** START OF Source material **

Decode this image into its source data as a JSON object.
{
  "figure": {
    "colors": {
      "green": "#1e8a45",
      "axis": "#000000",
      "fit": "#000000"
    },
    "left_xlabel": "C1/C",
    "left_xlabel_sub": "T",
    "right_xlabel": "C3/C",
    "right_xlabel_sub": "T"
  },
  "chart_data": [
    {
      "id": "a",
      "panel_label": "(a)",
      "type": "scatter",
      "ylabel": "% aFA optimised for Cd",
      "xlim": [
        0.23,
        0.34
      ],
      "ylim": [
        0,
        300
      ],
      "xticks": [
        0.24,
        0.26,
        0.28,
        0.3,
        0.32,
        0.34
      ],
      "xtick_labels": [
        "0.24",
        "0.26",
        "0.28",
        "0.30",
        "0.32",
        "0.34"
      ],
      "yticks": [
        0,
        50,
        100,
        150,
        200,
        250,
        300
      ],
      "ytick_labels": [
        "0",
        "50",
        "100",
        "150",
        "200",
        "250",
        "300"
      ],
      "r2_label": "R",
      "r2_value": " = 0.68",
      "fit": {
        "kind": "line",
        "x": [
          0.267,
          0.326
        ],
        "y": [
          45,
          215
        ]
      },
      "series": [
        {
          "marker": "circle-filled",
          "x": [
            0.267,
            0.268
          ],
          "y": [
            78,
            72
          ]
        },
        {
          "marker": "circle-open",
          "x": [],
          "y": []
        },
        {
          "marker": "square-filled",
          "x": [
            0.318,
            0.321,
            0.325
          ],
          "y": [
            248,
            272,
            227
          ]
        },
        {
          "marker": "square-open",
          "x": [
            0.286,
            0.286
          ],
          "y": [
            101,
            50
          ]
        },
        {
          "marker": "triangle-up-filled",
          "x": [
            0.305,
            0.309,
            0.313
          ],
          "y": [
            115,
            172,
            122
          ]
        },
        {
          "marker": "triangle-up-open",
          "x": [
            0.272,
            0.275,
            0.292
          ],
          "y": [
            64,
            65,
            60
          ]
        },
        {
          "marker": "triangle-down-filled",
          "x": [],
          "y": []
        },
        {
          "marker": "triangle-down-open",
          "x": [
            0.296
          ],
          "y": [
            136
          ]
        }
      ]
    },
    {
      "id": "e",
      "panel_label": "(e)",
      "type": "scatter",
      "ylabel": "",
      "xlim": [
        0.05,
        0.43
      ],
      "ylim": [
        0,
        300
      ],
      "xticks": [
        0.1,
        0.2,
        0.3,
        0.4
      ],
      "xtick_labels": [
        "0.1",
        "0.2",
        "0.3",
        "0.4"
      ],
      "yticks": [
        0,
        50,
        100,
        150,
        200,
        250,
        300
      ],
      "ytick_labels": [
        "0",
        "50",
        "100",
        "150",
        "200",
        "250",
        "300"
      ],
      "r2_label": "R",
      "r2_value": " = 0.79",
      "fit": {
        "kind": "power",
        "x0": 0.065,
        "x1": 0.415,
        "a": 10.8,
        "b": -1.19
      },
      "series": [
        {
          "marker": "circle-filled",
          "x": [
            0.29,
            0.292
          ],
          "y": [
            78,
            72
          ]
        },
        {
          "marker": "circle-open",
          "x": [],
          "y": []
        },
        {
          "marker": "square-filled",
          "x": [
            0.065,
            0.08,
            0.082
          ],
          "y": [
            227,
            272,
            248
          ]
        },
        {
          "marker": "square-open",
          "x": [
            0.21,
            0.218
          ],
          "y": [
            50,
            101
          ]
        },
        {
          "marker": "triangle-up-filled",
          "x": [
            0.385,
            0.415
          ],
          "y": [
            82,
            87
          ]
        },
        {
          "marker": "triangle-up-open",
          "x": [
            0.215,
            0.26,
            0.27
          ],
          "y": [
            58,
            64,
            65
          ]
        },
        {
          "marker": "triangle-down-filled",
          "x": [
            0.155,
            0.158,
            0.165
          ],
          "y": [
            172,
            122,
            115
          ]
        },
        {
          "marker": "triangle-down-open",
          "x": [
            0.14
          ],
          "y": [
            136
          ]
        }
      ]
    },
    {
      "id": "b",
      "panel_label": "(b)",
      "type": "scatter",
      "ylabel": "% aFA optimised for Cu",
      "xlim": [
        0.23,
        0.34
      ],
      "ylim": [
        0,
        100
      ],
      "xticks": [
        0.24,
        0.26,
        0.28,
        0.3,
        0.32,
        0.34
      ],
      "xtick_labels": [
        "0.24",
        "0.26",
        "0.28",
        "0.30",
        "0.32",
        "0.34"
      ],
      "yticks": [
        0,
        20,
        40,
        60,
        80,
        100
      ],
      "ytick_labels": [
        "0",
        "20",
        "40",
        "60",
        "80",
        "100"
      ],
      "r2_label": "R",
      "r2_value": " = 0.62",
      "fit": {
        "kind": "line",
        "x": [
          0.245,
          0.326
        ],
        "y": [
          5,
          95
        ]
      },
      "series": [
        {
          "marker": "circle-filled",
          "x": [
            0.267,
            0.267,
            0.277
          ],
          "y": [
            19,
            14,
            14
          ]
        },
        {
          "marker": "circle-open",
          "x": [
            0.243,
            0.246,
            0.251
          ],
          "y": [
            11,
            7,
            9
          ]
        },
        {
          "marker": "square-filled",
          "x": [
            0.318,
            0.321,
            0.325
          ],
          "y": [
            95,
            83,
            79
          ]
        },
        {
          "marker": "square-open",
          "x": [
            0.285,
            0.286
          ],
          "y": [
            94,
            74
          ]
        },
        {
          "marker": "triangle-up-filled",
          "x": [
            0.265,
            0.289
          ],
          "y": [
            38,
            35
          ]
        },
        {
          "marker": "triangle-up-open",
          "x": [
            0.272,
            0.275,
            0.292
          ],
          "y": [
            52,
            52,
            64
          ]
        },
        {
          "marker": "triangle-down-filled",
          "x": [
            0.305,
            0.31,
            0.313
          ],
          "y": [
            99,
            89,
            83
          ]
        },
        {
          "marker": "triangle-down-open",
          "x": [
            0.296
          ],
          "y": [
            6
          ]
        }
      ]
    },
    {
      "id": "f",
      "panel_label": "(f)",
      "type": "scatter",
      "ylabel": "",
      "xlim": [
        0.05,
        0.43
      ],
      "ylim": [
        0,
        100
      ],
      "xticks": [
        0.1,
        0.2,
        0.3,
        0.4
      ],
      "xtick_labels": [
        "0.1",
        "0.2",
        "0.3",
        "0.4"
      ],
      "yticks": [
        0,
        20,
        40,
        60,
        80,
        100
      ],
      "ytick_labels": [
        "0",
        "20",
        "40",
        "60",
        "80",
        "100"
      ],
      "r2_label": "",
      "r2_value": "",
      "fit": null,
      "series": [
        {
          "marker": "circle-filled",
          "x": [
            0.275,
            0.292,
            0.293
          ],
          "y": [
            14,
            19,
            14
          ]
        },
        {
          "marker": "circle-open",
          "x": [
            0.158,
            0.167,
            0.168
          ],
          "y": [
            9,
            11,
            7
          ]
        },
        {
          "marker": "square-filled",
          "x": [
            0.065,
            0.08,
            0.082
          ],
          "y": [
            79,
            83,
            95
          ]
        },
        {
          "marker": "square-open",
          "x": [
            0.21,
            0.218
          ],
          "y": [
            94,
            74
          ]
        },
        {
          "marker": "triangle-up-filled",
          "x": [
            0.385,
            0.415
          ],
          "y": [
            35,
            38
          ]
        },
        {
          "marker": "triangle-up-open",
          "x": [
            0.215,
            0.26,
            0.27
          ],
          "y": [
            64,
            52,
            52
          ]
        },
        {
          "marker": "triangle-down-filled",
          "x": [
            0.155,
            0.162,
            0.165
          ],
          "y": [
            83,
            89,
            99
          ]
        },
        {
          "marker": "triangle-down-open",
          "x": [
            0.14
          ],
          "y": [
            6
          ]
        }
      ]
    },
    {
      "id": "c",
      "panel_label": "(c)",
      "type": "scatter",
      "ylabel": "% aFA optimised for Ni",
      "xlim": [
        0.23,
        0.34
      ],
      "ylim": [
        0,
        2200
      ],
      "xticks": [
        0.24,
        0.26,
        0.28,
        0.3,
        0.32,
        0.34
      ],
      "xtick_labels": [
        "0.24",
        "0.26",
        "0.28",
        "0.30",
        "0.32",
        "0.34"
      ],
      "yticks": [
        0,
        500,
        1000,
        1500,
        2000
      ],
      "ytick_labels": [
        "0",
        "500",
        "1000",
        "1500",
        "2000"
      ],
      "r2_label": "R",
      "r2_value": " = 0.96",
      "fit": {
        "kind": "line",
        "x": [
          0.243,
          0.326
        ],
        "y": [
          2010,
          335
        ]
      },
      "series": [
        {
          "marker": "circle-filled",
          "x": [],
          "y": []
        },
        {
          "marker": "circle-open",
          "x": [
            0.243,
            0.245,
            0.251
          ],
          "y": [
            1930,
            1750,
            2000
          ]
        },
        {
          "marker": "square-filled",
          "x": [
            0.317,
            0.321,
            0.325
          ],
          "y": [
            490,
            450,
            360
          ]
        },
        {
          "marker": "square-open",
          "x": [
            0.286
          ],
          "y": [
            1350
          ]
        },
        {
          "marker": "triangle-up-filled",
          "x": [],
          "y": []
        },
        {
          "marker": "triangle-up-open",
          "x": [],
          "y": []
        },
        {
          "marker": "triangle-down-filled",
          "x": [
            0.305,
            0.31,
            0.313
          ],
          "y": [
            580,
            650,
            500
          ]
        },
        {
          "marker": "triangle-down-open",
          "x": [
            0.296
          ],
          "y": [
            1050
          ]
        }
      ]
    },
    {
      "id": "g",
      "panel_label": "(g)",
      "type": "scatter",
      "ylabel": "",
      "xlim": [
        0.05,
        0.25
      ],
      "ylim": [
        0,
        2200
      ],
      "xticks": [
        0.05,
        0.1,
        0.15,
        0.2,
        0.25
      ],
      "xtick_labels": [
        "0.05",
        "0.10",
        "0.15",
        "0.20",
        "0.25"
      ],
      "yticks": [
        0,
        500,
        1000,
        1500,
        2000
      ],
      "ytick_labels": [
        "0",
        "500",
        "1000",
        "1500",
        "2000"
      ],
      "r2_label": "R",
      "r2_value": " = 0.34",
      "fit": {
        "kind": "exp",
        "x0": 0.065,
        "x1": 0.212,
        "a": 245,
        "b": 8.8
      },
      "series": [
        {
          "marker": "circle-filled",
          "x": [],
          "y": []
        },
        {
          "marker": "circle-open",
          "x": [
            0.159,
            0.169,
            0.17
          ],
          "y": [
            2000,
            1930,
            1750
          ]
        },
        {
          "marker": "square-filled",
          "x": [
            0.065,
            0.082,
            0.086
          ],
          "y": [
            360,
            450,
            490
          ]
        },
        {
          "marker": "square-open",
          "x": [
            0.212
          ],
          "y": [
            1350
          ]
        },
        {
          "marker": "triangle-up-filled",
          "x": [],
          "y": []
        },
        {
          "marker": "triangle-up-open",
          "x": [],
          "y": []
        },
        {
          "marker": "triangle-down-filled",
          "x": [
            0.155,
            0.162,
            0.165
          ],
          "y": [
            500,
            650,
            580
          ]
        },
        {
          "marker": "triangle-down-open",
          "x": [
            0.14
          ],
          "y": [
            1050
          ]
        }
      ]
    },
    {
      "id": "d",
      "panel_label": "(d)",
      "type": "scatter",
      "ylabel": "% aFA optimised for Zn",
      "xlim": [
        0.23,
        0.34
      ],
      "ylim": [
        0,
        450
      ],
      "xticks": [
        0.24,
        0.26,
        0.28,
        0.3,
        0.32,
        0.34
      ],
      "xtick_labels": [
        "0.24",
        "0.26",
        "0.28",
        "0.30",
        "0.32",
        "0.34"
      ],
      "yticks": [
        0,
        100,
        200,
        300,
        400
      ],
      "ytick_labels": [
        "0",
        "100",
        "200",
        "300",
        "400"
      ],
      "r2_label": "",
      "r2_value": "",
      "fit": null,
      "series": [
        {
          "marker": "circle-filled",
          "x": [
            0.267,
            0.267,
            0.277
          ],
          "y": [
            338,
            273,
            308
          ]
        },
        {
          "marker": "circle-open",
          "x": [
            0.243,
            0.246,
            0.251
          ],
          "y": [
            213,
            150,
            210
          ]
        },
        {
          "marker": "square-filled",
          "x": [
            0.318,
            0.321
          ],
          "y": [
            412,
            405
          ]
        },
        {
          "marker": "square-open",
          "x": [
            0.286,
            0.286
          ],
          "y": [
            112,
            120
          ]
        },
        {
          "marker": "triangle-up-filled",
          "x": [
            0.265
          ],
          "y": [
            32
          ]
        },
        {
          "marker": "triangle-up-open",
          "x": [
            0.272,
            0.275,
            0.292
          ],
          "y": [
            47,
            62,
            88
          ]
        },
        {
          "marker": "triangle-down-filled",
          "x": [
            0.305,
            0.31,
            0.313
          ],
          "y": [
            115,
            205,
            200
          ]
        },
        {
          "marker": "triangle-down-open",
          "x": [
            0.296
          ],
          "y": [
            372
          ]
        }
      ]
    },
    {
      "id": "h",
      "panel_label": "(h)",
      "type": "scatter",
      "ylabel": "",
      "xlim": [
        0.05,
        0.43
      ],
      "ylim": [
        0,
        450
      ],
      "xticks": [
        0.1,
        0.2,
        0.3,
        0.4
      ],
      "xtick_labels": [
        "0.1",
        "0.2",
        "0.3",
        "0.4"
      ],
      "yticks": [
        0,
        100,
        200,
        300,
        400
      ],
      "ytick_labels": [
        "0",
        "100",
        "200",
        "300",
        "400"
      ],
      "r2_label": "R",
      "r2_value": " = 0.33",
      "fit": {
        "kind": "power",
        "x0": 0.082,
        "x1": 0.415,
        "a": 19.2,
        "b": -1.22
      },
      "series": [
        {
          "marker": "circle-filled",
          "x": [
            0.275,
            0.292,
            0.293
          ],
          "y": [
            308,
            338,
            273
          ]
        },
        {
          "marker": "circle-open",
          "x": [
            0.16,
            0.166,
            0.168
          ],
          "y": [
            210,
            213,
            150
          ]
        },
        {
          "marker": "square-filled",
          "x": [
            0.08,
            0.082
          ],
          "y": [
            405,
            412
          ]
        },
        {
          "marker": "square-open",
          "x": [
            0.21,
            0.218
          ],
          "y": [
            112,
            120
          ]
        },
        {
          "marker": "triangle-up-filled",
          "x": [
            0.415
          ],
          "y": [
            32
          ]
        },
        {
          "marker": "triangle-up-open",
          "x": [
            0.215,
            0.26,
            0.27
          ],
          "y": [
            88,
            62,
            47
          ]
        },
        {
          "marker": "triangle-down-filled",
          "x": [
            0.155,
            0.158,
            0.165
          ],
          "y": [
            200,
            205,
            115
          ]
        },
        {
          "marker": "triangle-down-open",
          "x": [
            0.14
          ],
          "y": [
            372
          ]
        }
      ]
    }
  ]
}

** END OF Source material **

**Work to complete:** Scan the material above. Return every line containing the string "optimised".

**Task result:**
      "ylabel": "% aFA optimised for Cd",
      "ylabel": "% aFA optimised for Cu",
      "ylabel": "% aFA optimised for Ni",
      "ylabel": "% aFA optimised for Zn",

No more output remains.